What you are asked to do: Quote the data below in full, minus the images.

Records contained in a dataset:
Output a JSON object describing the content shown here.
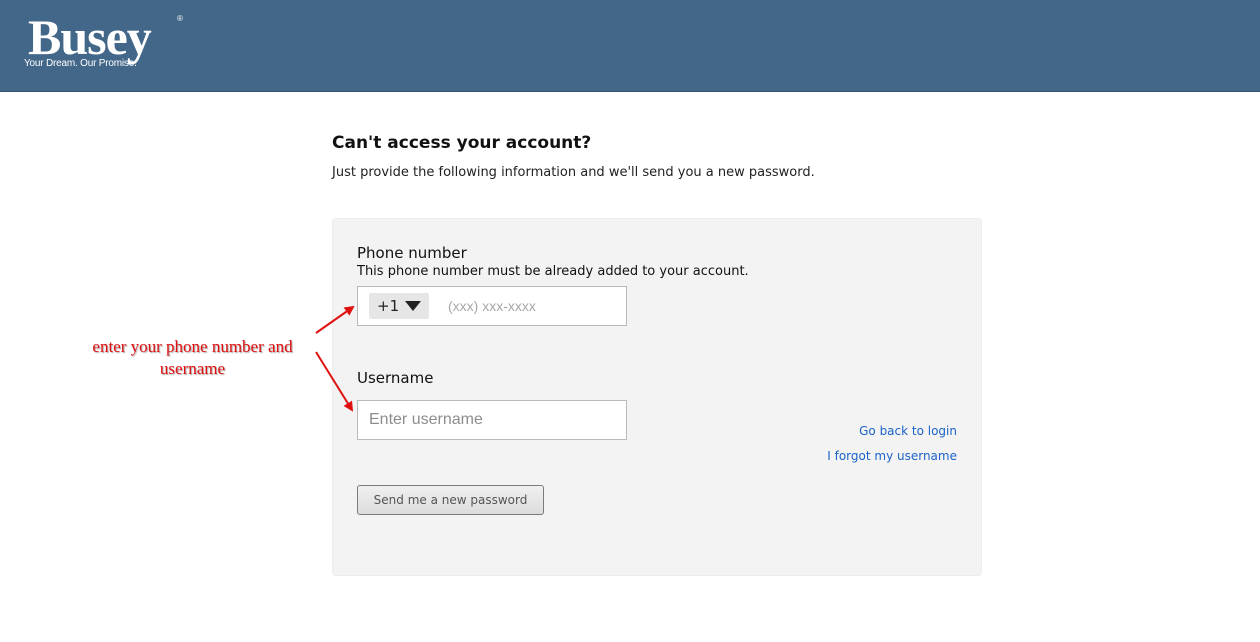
{
  "header": {
    "logo_text": "Busey",
    "logo_reg": "®",
    "tagline": "Your Dream. Our Promise.",
    "bg_color": "#436789"
  },
  "page": {
    "title": "Can't access your account?",
    "subtitle": "Just provide the following information and we'll send you a new password."
  },
  "form": {
    "phone_label": "Phone number",
    "phone_help": "This phone number must be already added to your account.",
    "country_code": "+1",
    "country_icon": "caret-down-icon",
    "phone_placeholder": "(xxx) xxx-xxxx",
    "phone_value": "",
    "username_label": "Username",
    "username_placeholder": "Enter username",
    "username_value": "",
    "submit_label": "Send me a new password"
  },
  "links": {
    "go_back": "Go back to login",
    "forgot_username": "I forgot my username",
    "color": "#1a63c7"
  },
  "annotation": {
    "text": "enter your phone number and username",
    "color": "#e01010"
  }
}
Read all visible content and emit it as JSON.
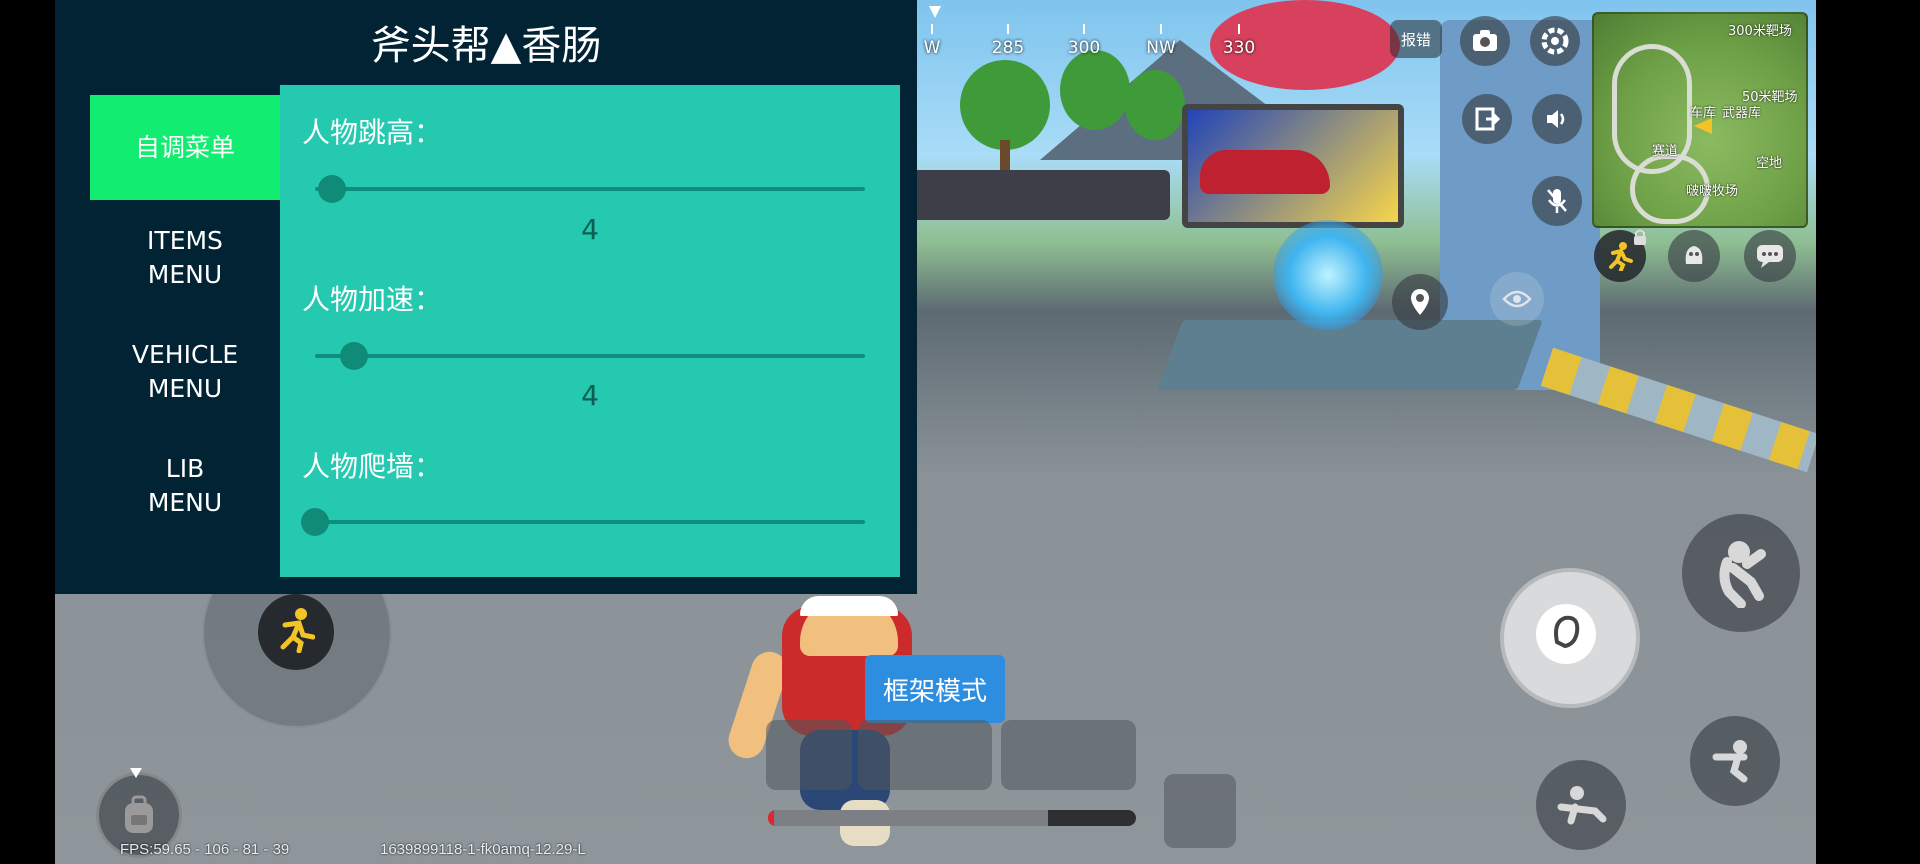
{
  "panel": {
    "title": "斧头帮▲香肠",
    "menu": [
      {
        "label": "自调菜单",
        "active": true
      },
      {
        "label": "ITEMS\nMENU",
        "active": false
      },
      {
        "label": "VEHICLE\nMENU",
        "active": false
      },
      {
        "label": "LIB\nMENU",
        "active": false
      }
    ],
    "sliders": [
      {
        "label": "人物跳高：",
        "value": "4",
        "fraction": 0.03
      },
      {
        "label": "人物加速：",
        "value": "4",
        "fraction": 0.07
      },
      {
        "label": "人物爬墙：",
        "value": "",
        "fraction": 0.0
      }
    ]
  },
  "hud": {
    "compass": [
      "W",
      "285",
      "300",
      "NW",
      "330"
    ],
    "report_label": "报错",
    "mode_button_label": "框架模式",
    "minimap_labels": [
      "300米靶场",
      "50米靶场",
      "车库",
      "武器库",
      "赛道",
      "空地",
      "啵啵牧场"
    ],
    "status_fps": "FPS:59.65 - 106 - 81 - 39",
    "status_build": "1639899118-1-fk0amq-12.29-L",
    "progress_fraction": 0.76
  },
  "colors": {
    "panel_bg": "#022334",
    "content_bg": "#24c9b0",
    "active_menu": "#12ec70",
    "slider": "#0f8b78",
    "mode_button": "#2d8ee0"
  },
  "icons": [
    "camera-icon",
    "gear-icon",
    "exit-icon",
    "speaker-icon",
    "mic-icon",
    "location-pin-icon",
    "eye-icon",
    "run-icon",
    "lock-icon",
    "emote-icon",
    "chat-icon",
    "jump-icon",
    "crouch-icon",
    "prone-icon",
    "backpack-icon",
    "punch-icon"
  ]
}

Answer to the problem:
Output a JSON object describing the content shown here.
{
  "header": {
    "logo_text": "Busey",
    "logo_reg": "®",
    "tagline": "Your Dream. Our Promise.",
    "bg_color": "#436789"
  },
  "page": {
    "title": "Can't access your account?",
    "subtitle": "Just provide the following information and we'll send you a new password."
  },
  "form": {
    "phone_label": "Phone number",
    "phone_help": "This phone number must be already added to your account.",
    "country_code": "+1",
    "country_icon": "caret-down-icon",
    "phone_placeholder": "(xxx) xxx-xxxx",
    "phone_value": "",
    "username_label": "Username",
    "username_placeholder": "Enter username",
    "username_value": "",
    "submit_label": "Send me a new password"
  },
  "links": {
    "go_back": "Go back to login",
    "forgot_username": "I forgot my username",
    "color": "#1a63c7"
  },
  "annotation": {
    "text": "enter your phone number and username",
    "color": "#e01010"
  }
}
Read all visible content and emit it as JSON.
{
  "panel": {
    "title": "斧头帮▲香肠",
    "menu": [
      {
        "label": "自调菜单",
        "active": true
      },
      {
        "label": "ITEMS\nMENU",
        "active": false
      },
      {
        "label": "VEHICLE\nMENU",
        "active": false
      },
      {
        "label": "LIB\nMENU",
        "active": false
      }
    ],
    "sliders": [
      {
        "label": "人物跳高：",
        "value": "4",
        "fraction": 0.03
      },
      {
        "label": "人物加速：",
        "value": "4",
        "fraction": 0.07
      },
      {
        "label": "人物爬墙：",
        "value": "",
        "fraction": 0.0
      }
    ]
  },
  "hud": {
    "compass": [
      "W",
      "285",
      "300",
      "NW",
      "330"
    ],
    "report_label": "报错",
    "mode_button_label": "框架模式",
    "minimap_labels": [
      "300米靶场",
      "50米靶场",
      "车库",
      "武器库",
      "赛道",
      "空地",
      "啵啵牧场"
    ],
    "status_fps": "FPS:59.65 - 106 - 81 - 39",
    "status_build": "1639899118-1-fk0amq-12.29-L",
    "progress_fraction": 0.76
  },
  "colors": {
    "panel_bg": "#022334",
    "content_bg": "#24c9b0",
    "active_menu": "#12ec70",
    "slider": "#0f8b78",
    "mode_button": "#2d8ee0"
  },
  "icons": [
    "camera-icon",
    "gear-icon",
    "exit-icon",
    "speaker-icon",
    "mic-icon",
    "location-pin-icon",
    "eye-icon",
    "run-icon",
    "lock-icon",
    "emote-icon",
    "chat-icon",
    "jump-icon",
    "crouch-icon",
    "prone-icon",
    "backpack-icon",
    "punch-icon"
  ]
}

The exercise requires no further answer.